Set problem -
Identify the lines that contain the string "your" and copy all of them.

___ Exercise material ___

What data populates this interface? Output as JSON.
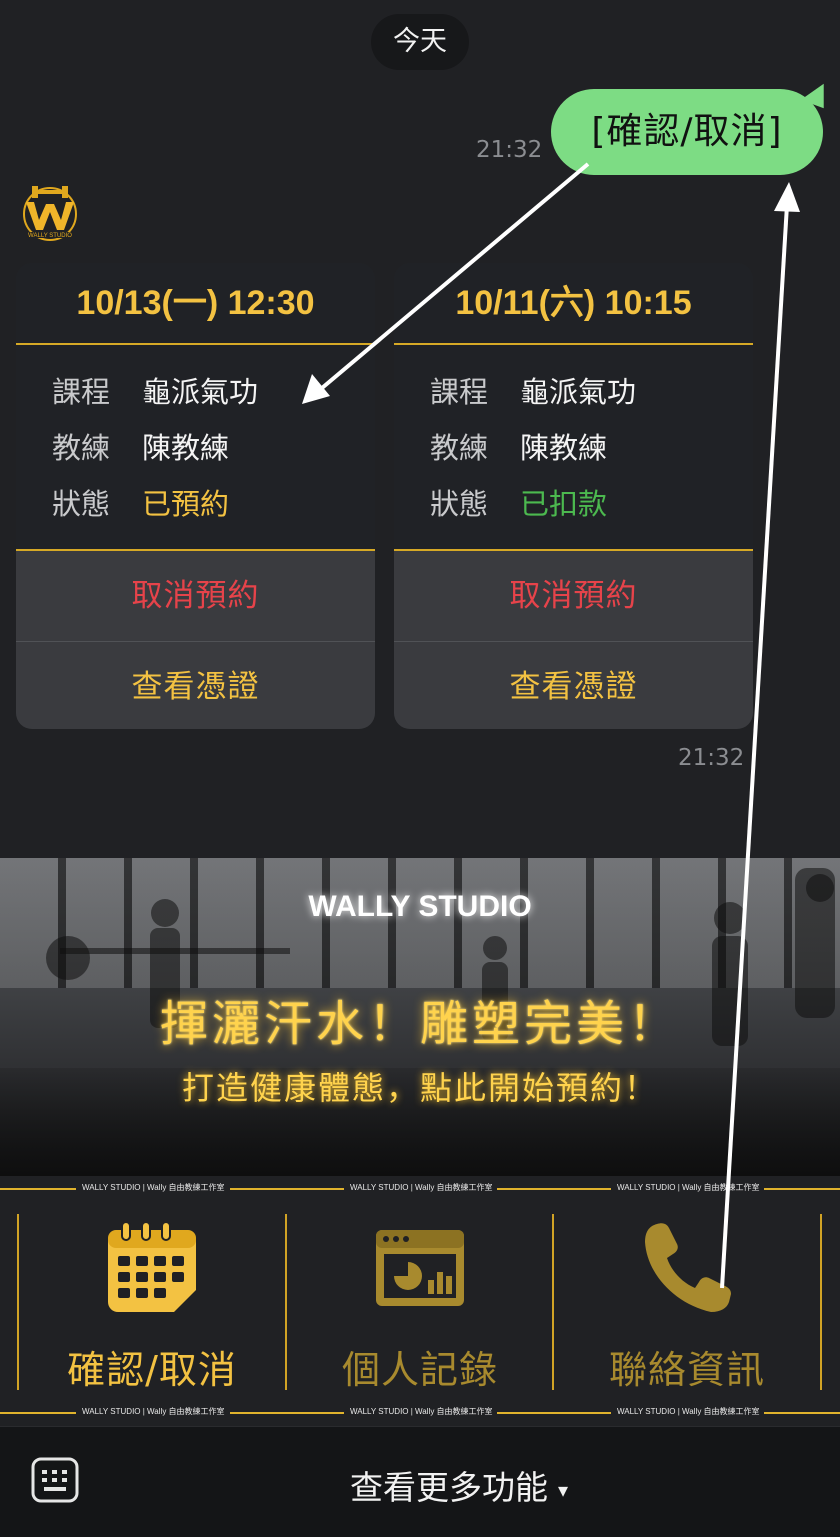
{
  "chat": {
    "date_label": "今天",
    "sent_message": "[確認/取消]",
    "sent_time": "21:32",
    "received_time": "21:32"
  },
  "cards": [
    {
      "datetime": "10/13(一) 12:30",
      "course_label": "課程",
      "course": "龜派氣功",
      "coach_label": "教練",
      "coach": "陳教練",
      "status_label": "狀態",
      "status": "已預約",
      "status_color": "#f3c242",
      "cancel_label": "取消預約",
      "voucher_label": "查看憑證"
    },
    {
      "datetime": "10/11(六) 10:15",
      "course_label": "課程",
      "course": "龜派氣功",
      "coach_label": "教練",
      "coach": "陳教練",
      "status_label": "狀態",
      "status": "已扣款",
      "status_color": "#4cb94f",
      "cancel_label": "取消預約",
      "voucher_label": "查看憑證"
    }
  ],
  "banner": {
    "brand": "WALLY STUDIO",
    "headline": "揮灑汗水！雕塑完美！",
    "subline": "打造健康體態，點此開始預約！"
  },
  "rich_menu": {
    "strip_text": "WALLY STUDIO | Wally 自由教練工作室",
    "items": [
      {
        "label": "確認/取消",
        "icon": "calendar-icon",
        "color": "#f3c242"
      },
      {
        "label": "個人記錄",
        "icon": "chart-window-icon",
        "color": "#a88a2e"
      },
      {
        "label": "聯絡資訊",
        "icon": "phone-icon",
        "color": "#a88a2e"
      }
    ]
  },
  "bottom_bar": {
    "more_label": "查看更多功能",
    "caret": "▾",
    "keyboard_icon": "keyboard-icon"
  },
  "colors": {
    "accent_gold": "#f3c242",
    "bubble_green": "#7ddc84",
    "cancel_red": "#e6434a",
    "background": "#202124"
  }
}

___
___ Exercise material ___

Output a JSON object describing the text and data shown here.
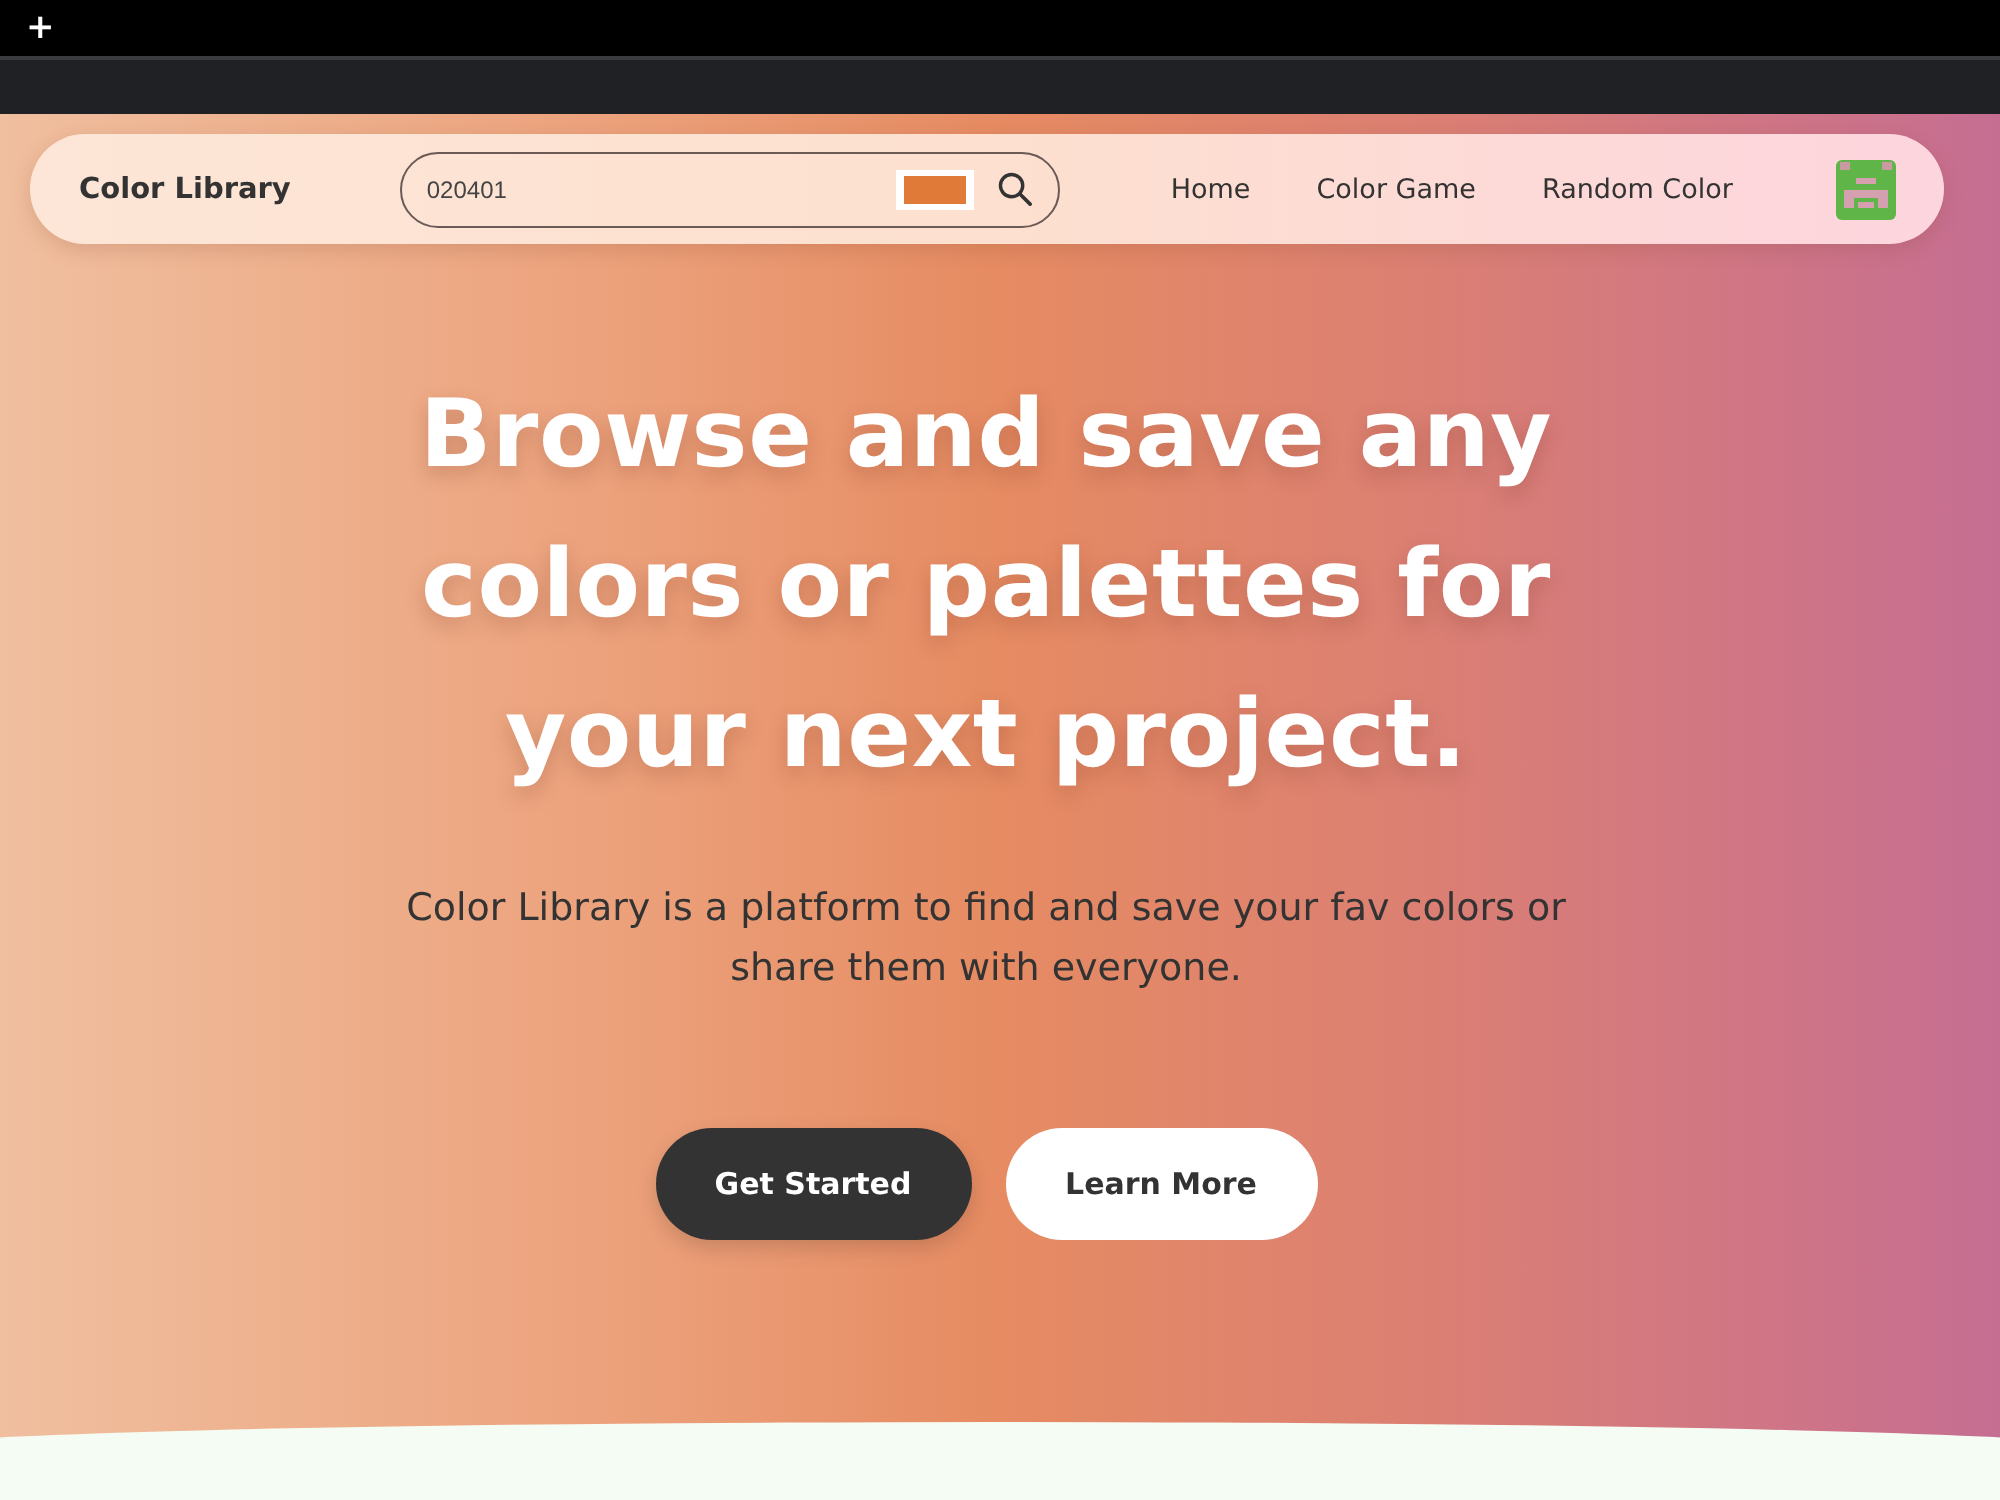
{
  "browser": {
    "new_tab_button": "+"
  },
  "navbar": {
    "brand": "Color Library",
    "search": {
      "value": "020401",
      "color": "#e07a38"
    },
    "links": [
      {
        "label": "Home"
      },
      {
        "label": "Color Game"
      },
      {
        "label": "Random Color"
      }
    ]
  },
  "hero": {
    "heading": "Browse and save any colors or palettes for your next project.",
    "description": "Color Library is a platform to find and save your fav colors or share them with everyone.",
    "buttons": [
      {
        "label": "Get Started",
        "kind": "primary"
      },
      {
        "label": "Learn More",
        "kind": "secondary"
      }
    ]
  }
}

___

Solution to this task -
    "heading": "Browse and save any colors or palettes for your next project.",
    "description": "Color Library is a platform to find and save your fav colors or share them with everyone.",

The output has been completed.